**What you should do:** Transcribe the material in full. Nothing should differ except that the pictures are left out.

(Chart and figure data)
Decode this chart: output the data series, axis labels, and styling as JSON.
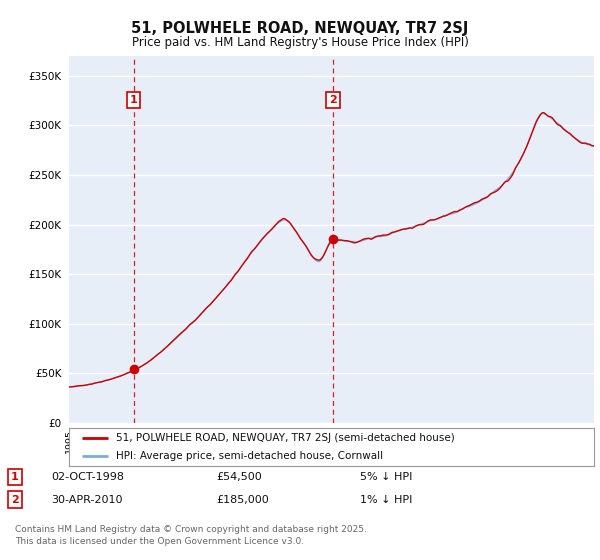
{
  "title1": "51, POLWHELE ROAD, NEWQUAY, TR7 2SJ",
  "title2": "Price paid vs. HM Land Registry's House Price Index (HPI)",
  "legend_label_red": "51, POLWHELE ROAD, NEWQUAY, TR7 2SJ (semi-detached house)",
  "legend_label_blue": "HPI: Average price, semi-detached house, Cornwall",
  "sale1_date": "02-OCT-1998",
  "sale1_price": "£54,500",
  "sale1_note": "5% ↓ HPI",
  "sale2_date": "30-APR-2010",
  "sale2_price": "£185,000",
  "sale2_note": "1% ↓ HPI",
  "footer": "Contains HM Land Registry data © Crown copyright and database right 2025.\nThis data is licensed under the Open Government Licence v3.0.",
  "red_color": "#cc0000",
  "blue_color": "#7aace0",
  "vline_color": "#cc0000",
  "bg_color": "#e8eef8",
  "grid_color": "#ffffff",
  "ylim": [
    0,
    370000
  ],
  "yticks": [
    0,
    50000,
    100000,
    150000,
    200000,
    250000,
    300000,
    350000
  ],
  "sale1_x": 1998.75,
  "sale1_y": 54500,
  "sale2_x": 2010.33,
  "sale2_y": 185000,
  "xmin": 1995.0,
  "xmax": 2025.5
}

**Response:**
Decode this chart: output the data series, axis labels, and styling as JSON.
{
  "title1": "51, POLWHELE ROAD, NEWQUAY, TR7 2SJ",
  "title2": "Price paid vs. HM Land Registry's House Price Index (HPI)",
  "legend_label_red": "51, POLWHELE ROAD, NEWQUAY, TR7 2SJ (semi-detached house)",
  "legend_label_blue": "HPI: Average price, semi-detached house, Cornwall",
  "sale1_date": "02-OCT-1998",
  "sale1_price": "£54,500",
  "sale1_note": "5% ↓ HPI",
  "sale2_date": "30-APR-2010",
  "sale2_price": "£185,000",
  "sale2_note": "1% ↓ HPI",
  "footer": "Contains HM Land Registry data © Crown copyright and database right 2025.\nThis data is licensed under the Open Government Licence v3.0.",
  "red_color": "#cc0000",
  "blue_color": "#7aace0",
  "vline_color": "#cc0000",
  "bg_color": "#e8eef8",
  "grid_color": "#ffffff",
  "ylim": [
    0,
    370000
  ],
  "yticks": [
    0,
    50000,
    100000,
    150000,
    200000,
    250000,
    300000,
    350000
  ],
  "sale1_x": 1998.75,
  "sale1_y": 54500,
  "sale2_x": 2010.33,
  "sale2_y": 185000,
  "xmin": 1995.0,
  "xmax": 2025.5
}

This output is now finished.